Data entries
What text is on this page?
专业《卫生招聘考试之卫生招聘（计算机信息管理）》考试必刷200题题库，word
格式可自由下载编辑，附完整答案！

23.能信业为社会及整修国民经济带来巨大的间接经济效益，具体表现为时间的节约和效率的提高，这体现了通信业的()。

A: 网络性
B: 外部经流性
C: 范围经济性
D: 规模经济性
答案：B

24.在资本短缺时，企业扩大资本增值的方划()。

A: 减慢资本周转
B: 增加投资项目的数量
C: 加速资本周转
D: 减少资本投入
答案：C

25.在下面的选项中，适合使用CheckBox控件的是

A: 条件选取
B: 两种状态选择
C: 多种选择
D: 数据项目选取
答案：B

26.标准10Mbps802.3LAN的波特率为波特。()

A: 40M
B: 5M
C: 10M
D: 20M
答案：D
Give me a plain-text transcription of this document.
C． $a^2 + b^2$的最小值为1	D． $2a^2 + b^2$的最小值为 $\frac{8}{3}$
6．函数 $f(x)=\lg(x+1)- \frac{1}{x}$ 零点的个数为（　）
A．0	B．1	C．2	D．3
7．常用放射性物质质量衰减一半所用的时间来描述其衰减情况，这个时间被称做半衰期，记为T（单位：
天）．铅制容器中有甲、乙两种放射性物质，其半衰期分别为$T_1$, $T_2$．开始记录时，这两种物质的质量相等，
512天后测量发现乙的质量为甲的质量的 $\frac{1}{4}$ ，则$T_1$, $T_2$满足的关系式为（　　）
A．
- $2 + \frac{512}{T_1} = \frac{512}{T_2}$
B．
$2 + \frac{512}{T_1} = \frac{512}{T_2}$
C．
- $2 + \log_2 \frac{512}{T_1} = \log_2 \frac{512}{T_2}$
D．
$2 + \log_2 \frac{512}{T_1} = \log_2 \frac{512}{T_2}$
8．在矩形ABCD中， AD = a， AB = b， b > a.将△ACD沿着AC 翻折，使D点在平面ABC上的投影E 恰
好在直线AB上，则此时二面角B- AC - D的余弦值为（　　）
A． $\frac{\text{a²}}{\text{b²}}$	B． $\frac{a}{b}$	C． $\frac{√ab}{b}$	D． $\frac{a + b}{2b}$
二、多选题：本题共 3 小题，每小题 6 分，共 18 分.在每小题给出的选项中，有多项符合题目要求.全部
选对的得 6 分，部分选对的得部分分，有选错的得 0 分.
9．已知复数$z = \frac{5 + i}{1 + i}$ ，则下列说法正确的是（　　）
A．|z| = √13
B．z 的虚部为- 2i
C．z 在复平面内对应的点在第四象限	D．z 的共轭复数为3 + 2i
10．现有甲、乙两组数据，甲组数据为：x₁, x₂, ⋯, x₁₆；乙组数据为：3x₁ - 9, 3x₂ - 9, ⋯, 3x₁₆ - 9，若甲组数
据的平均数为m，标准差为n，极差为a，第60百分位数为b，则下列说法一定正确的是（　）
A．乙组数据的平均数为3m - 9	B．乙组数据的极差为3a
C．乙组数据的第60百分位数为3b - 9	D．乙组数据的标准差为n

PROBLEM STATEMENT :: Repeat exactly the lines above from the line that contains "Give me a plain-text" through the end. Include both of these ends; leave out everything else.

SOLUTION TO THIS EXERCISE ::
Give me a plain-text transcription of this document.
C． $a^2 + b^2$的最小值为1	D． $2a^2 + b^2$的最小值为 $\frac{8}{3}$
6．函数 $f(x)=\lg(x+1)- \frac{1}{x}$ 零点的个数为（　）
A．0	B．1	C．2	D．3
7．常用放射性物质质量衰减一半所用的时间来描述其衰减情况，这个时间被称做半衰期，记为T（单位：
天）．铅制容器中有甲、乙两种放射性物质，其半衰期分别为$T_1$, $T_2$．开始记录时，这两种物质的质量相等，
512天后测量发现乙的质量为甲的质量的 $\frac{1}{4}$ ，则$T_1$, $T_2$满足的关系式为（　　）
A．
- $2 + \frac{512}{T_1} = \frac{512}{T_2}$
B．
$2 + \frac{512}{T_1} = \frac{512}{T_2}$
C．
- $2 + \log_2 \frac{512}{T_1} = \log_2 \frac{512}{T_2}$
D．
$2 + \log_2 \frac{512}{T_1} = \log_2 \frac{512}{T_2}$
8．在矩形ABCD中， AD = a， AB = b， b > a.将△ACD沿着AC 翻折，使D点在平面ABC上的投影E 恰
好在直线AB上，则此时二面角B- AC - D的余弦值为（　　）
A． $\frac{\text{a²}}{\text{b²}}$	B． $\frac{a}{b}$	C． $\frac{√ab}{b}$	D． $\frac{a + b}{2b}$
二、多选题：本题共 3 小题，每小题 6 分，共 18 分.在每小题给出的选项中，有多项符合题目要求.全部
选对的得 6 分，部分选对的得部分分，有选错的得 0 分.
9．已知复数$z = \frac{5 + i}{1 + i}$ ，则下列说法正确的是（　　）
A．|z| = √13
B．z 的虚部为- 2i
C．z 在复平面内对应的点在第四象限	D．z 的共轭复数为3 + 2i
10．现有甲、乙两组数据，甲组数据为：x₁, x₂, ⋯, x₁₆；乙组数据为：3x₁ - 9, 3x₂ - 9, ⋯, 3x₁₆ - 9，若甲组数
据的平均数为m，标准差为n，极差为a，第60百分位数为b，则下列说法一定正确的是（　）
A．乙组数据的平均数为3m - 9	B．乙组数据的极差为3a
C．乙组数据的第60百分位数为3b - 9	D．乙组数据的标准差为n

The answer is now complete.